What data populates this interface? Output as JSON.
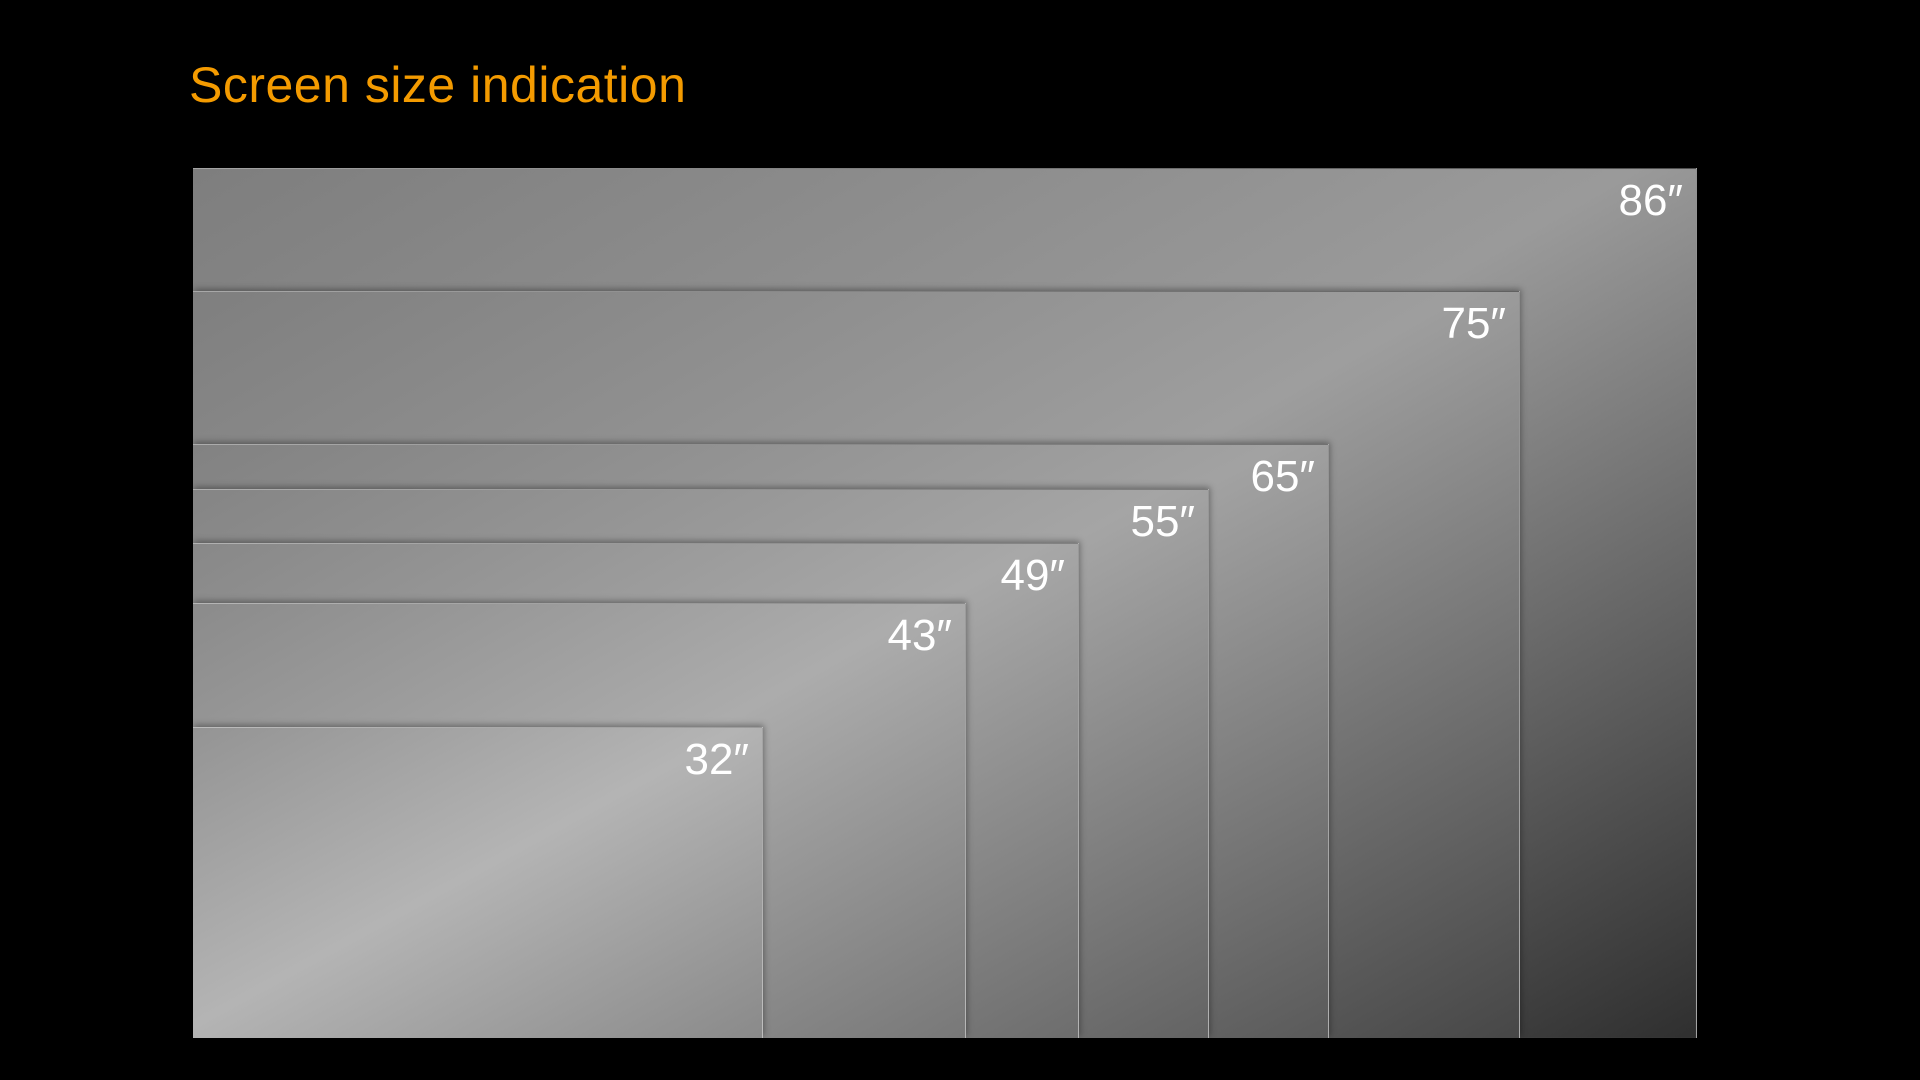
{
  "slide": {
    "title": "Screen size indication"
  },
  "colors": {
    "background": "#000000",
    "title": "#F49B00",
    "label": "#FFFFFF"
  },
  "screens": [
    {
      "label": "86″",
      "diagonal_inches": 86
    },
    {
      "label": "75″",
      "diagonal_inches": 75
    },
    {
      "label": "65″",
      "diagonal_inches": 65
    },
    {
      "label": "55″",
      "diagonal_inches": 55
    },
    {
      "label": "49″",
      "diagonal_inches": 49
    },
    {
      "label": "43″",
      "diagonal_inches": 43
    },
    {
      "label": "32″",
      "diagonal_inches": 32
    }
  ]
}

• _Request_
Make an exact copy of the data above, pictures excluded.

• _Task answer_
What data populates this interface? Output as JSON.
{
  "slide": {
    "title": "Screen size indication"
  },
  "colors": {
    "background": "#000000",
    "title": "#F49B00",
    "label": "#FFFFFF"
  },
  "screens": [
    {
      "label": "86″",
      "diagonal_inches": 86
    },
    {
      "label": "75″",
      "diagonal_inches": 75
    },
    {
      "label": "65″",
      "diagonal_inches": 65
    },
    {
      "label": "55″",
      "diagonal_inches": 55
    },
    {
      "label": "49″",
      "diagonal_inches": 49
    },
    {
      "label": "43″",
      "diagonal_inches": 43
    },
    {
      "label": "32″",
      "diagonal_inches": 32
    }
  ]
}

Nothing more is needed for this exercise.